> _Task goal_
In the material below, identify each line bearing the word "Induciæ". Reproduce those lines.

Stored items
# # # # # # #

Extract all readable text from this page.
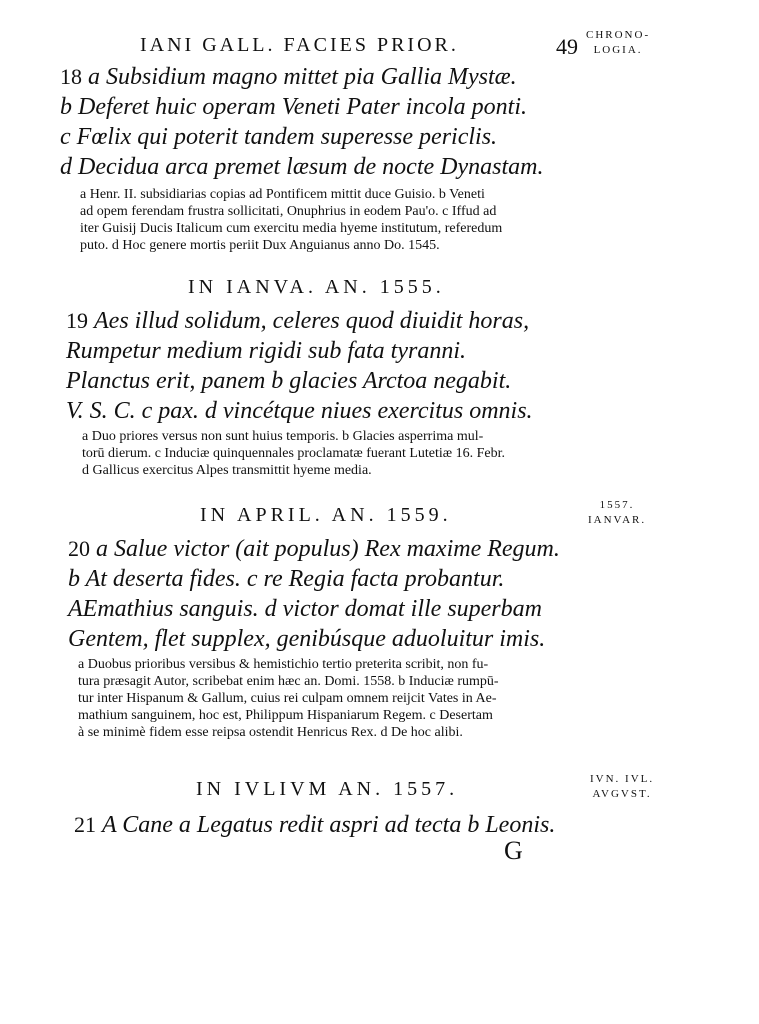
IANI GALL. FACIES PRIOR.	49 CHRONO-
LOGIA.
18 a Subsidium magno mittet pia Gallia Mystæ.
b Deferet huic operam Veneti Pater incola ponti.
c Fœlix qui poterit tandem superesse periclis.
d Decidua arca premet læsum de nocte Dynastam.
a Henr. II. subsidiarias copias ad Pontificem mittit duce Guisio. b Veneti
ad opem ferendam frustra sollicitati, Onuphrius in eodem Pau'o. c Iffud ad
iter Guisij Ducis Italicum cum exercitu media hyeme institutum, referedum
puto. d Hoc genere mortis periit Dux Anguianus anno Do. 1545.
IN IANVA. AN. 1555.
19 Aes illud solidum, celeres quod diuidit horas,
Rumpetur medium rigidi sub fata tyranni.
Planctus erit, panem b glacies Arctoa negabit.
V. S. C. c pax. d vincétque niues exercitus omnis.
a Duo priores versus non sunt huius temporis. b Glacies asperrima mul-
torū dierum. c Induciæ quinquennales proclamatæ fuerant Lutetiæ 16. Febr.
d Gallicus exercitus Alpes transmittit hyeme media.
IN APRIL. AN. 1559.	1557.
IANVAR.
20 a Salue victor (ait populus) Rex maxime Regum.
b At deserta fides. c re Regia facta probantur.
AEmathius sanguis. d victor domat ille superbam
Gentem, flet supplex, genibúsque aduoluitur imis.
a Duobus prioribus versibus & hemistichio tertio preterita scribit, non fu-
tura præsagit Autor, scribebat enim hæc an. Domi. 1558. b Induciæ rumpū-
tur inter Hispanum & Gallum, cuius rei culpam omnem reijcit Vates in Ae-
mathium sanguinem, hoc est, Philippum Hispaniarum Regem. c Desertam
à se minimè fidem esse reipsa ostendit Henricus Rex. d De hoc alibi.
IN IVLIVM AN. 1557.	IVN. IVL.
AVGVST.
21 A Cane a Legatus redit aspri ad tecta b Leonis.
G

# # # # # # #

> _Answer for the task_
torū dierum. c Induciæ quinquennales proclamatæ fuerant Lutetiæ 16. Febr.
tura præsagit Autor, scribebat enim hæc an. Domi. 1558. b Induciæ rumpū-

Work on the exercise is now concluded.